The request: Below is a listing; write it out exactly and drop any images from it.

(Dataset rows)
[START]

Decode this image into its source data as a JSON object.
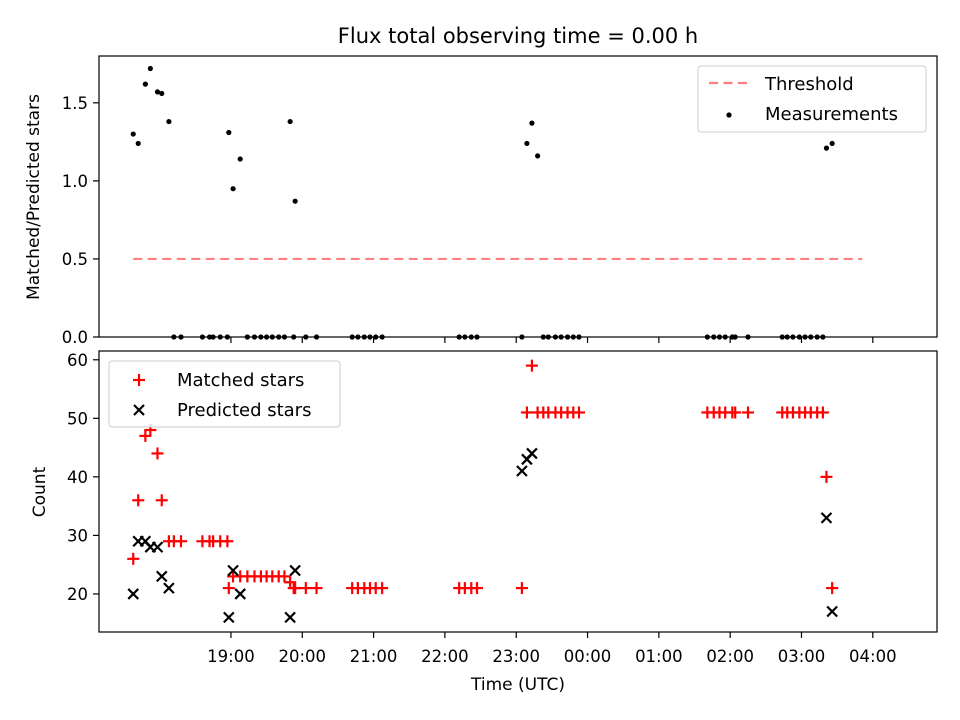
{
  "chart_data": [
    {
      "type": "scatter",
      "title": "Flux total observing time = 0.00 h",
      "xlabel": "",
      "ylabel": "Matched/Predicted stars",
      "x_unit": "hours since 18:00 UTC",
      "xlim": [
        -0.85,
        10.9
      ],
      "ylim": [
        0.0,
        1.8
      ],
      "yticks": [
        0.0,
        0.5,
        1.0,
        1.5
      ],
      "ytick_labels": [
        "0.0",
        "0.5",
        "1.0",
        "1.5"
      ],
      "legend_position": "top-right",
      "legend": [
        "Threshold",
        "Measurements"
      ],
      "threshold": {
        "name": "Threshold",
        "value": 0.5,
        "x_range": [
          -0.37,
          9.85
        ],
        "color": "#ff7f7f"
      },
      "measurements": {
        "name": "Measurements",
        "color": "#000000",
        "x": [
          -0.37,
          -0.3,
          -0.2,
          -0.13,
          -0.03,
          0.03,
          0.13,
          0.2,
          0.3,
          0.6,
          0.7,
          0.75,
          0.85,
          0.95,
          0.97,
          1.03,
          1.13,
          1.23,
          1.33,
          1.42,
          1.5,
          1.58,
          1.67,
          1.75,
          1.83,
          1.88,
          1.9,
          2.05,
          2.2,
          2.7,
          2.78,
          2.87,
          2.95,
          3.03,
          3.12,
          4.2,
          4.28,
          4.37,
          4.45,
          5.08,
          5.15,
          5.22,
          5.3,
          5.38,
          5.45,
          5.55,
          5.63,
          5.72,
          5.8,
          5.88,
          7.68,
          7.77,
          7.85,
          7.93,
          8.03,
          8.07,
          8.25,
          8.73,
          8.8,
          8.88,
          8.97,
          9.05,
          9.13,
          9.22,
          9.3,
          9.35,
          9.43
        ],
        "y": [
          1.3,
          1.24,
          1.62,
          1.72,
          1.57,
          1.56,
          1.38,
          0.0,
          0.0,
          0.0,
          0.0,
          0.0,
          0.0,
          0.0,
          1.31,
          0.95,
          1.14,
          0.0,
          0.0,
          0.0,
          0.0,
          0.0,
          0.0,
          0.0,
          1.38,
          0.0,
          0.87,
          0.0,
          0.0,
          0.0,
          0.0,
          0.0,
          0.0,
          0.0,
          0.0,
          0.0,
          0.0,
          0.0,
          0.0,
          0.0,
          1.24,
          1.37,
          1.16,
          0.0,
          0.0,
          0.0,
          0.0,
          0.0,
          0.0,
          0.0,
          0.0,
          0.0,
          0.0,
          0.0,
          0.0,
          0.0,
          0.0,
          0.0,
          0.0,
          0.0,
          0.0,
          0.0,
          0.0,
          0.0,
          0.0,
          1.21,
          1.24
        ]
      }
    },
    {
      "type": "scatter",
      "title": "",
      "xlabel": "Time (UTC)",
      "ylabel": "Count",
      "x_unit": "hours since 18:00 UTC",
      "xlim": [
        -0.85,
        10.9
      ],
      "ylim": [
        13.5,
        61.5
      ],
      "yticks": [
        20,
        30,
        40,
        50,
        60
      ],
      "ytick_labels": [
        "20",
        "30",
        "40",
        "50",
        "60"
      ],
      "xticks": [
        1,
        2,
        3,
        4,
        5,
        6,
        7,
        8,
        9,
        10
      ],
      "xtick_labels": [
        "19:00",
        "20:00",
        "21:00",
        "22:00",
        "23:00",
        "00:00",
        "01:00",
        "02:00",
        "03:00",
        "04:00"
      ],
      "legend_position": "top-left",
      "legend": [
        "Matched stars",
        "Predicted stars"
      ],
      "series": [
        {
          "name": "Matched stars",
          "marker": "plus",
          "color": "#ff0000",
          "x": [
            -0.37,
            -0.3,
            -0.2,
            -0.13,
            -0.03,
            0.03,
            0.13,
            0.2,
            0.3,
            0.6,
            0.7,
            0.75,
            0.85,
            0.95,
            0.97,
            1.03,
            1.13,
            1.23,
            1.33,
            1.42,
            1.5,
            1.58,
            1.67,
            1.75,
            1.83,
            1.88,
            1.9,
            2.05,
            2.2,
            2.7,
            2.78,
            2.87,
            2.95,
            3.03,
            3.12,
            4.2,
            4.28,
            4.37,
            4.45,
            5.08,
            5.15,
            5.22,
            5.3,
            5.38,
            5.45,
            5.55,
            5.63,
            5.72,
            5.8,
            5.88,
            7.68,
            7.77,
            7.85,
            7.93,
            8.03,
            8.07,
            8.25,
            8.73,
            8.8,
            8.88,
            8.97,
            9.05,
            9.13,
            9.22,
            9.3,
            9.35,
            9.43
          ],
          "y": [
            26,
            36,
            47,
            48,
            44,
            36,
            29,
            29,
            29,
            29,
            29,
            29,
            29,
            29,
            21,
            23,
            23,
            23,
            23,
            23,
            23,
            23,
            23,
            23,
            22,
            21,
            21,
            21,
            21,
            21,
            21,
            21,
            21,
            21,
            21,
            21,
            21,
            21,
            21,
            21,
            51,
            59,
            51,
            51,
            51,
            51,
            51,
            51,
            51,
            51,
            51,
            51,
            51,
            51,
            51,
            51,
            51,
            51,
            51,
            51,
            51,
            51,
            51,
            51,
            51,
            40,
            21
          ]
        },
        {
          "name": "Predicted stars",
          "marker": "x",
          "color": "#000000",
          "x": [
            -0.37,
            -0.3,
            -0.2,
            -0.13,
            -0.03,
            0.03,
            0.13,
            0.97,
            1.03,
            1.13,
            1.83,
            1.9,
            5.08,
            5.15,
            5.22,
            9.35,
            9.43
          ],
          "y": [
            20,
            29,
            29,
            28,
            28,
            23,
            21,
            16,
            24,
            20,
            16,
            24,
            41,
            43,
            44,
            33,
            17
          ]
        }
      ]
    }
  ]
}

[END]

Result for this exercise:
Decode this image into its source data as a JSON object.
{
  "chart_data": [
    {
      "type": "scatter",
      "title": "Flux total observing time = 0.00 h",
      "xlabel": "",
      "ylabel": "Matched/Predicted stars",
      "x_unit": "hours since 18:00 UTC",
      "xlim": [
        -0.85,
        10.9
      ],
      "ylim": [
        0.0,
        1.8
      ],
      "yticks": [
        0.0,
        0.5,
        1.0,
        1.5
      ],
      "ytick_labels": [
        "0.0",
        "0.5",
        "1.0",
        "1.5"
      ],
      "legend_position": "top-right",
      "legend": [
        "Threshold",
        "Measurements"
      ],
      "threshold": {
        "name": "Threshold",
        "value": 0.5,
        "x_range": [
          -0.37,
          9.85
        ],
        "color": "#ff7f7f"
      },
      "measurements": {
        "name": "Measurements",
        "color": "#000000",
        "x": [
          -0.37,
          -0.3,
          -0.2,
          -0.13,
          -0.03,
          0.03,
          0.13,
          0.2,
          0.3,
          0.6,
          0.7,
          0.75,
          0.85,
          0.95,
          0.97,
          1.03,
          1.13,
          1.23,
          1.33,
          1.42,
          1.5,
          1.58,
          1.67,
          1.75,
          1.83,
          1.88,
          1.9,
          2.05,
          2.2,
          2.7,
          2.78,
          2.87,
          2.95,
          3.03,
          3.12,
          4.2,
          4.28,
          4.37,
          4.45,
          5.08,
          5.15,
          5.22,
          5.3,
          5.38,
          5.45,
          5.55,
          5.63,
          5.72,
          5.8,
          5.88,
          7.68,
          7.77,
          7.85,
          7.93,
          8.03,
          8.07,
          8.25,
          8.73,
          8.8,
          8.88,
          8.97,
          9.05,
          9.13,
          9.22,
          9.3,
          9.35,
          9.43
        ],
        "y": [
          1.3,
          1.24,
          1.62,
          1.72,
          1.57,
          1.56,
          1.38,
          0.0,
          0.0,
          0.0,
          0.0,
          0.0,
          0.0,
          0.0,
          1.31,
          0.95,
          1.14,
          0.0,
          0.0,
          0.0,
          0.0,
          0.0,
          0.0,
          0.0,
          1.38,
          0.0,
          0.87,
          0.0,
          0.0,
          0.0,
          0.0,
          0.0,
          0.0,
          0.0,
          0.0,
          0.0,
          0.0,
          0.0,
          0.0,
          0.0,
          1.24,
          1.37,
          1.16,
          0.0,
          0.0,
          0.0,
          0.0,
          0.0,
          0.0,
          0.0,
          0.0,
          0.0,
          0.0,
          0.0,
          0.0,
          0.0,
          0.0,
          0.0,
          0.0,
          0.0,
          0.0,
          0.0,
          0.0,
          0.0,
          0.0,
          1.21,
          1.24
        ]
      }
    },
    {
      "type": "scatter",
      "title": "",
      "xlabel": "Time (UTC)",
      "ylabel": "Count",
      "x_unit": "hours since 18:00 UTC",
      "xlim": [
        -0.85,
        10.9
      ],
      "ylim": [
        13.5,
        61.5
      ],
      "yticks": [
        20,
        30,
        40,
        50,
        60
      ],
      "ytick_labels": [
        "20",
        "30",
        "40",
        "50",
        "60"
      ],
      "xticks": [
        1,
        2,
        3,
        4,
        5,
        6,
        7,
        8,
        9,
        10
      ],
      "xtick_labels": [
        "19:00",
        "20:00",
        "21:00",
        "22:00",
        "23:00",
        "00:00",
        "01:00",
        "02:00",
        "03:00",
        "04:00"
      ],
      "legend_position": "top-left",
      "legend": [
        "Matched stars",
        "Predicted stars"
      ],
      "series": [
        {
          "name": "Matched stars",
          "marker": "plus",
          "color": "#ff0000",
          "x": [
            -0.37,
            -0.3,
            -0.2,
            -0.13,
            -0.03,
            0.03,
            0.13,
            0.2,
            0.3,
            0.6,
            0.7,
            0.75,
            0.85,
            0.95,
            0.97,
            1.03,
            1.13,
            1.23,
            1.33,
            1.42,
            1.5,
            1.58,
            1.67,
            1.75,
            1.83,
            1.88,
            1.9,
            2.05,
            2.2,
            2.7,
            2.78,
            2.87,
            2.95,
            3.03,
            3.12,
            4.2,
            4.28,
            4.37,
            4.45,
            5.08,
            5.15,
            5.22,
            5.3,
            5.38,
            5.45,
            5.55,
            5.63,
            5.72,
            5.8,
            5.88,
            7.68,
            7.77,
            7.85,
            7.93,
            8.03,
            8.07,
            8.25,
            8.73,
            8.8,
            8.88,
            8.97,
            9.05,
            9.13,
            9.22,
            9.3,
            9.35,
            9.43
          ],
          "y": [
            26,
            36,
            47,
            48,
            44,
            36,
            29,
            29,
            29,
            29,
            29,
            29,
            29,
            29,
            21,
            23,
            23,
            23,
            23,
            23,
            23,
            23,
            23,
            23,
            22,
            21,
            21,
            21,
            21,
            21,
            21,
            21,
            21,
            21,
            21,
            21,
            21,
            21,
            21,
            21,
            51,
            59,
            51,
            51,
            51,
            51,
            51,
            51,
            51,
            51,
            51,
            51,
            51,
            51,
            51,
            51,
            51,
            51,
            51,
            51,
            51,
            51,
            51,
            51,
            51,
            40,
            21
          ]
        },
        {
          "name": "Predicted stars",
          "marker": "x",
          "color": "#000000",
          "x": [
            -0.37,
            -0.3,
            -0.2,
            -0.13,
            -0.03,
            0.03,
            0.13,
            0.97,
            1.03,
            1.13,
            1.83,
            1.9,
            5.08,
            5.15,
            5.22,
            9.35,
            9.43
          ],
          "y": [
            20,
            29,
            29,
            28,
            28,
            23,
            21,
            16,
            24,
            20,
            16,
            24,
            41,
            43,
            44,
            33,
            17
          ]
        }
      ]
    }
  ]
}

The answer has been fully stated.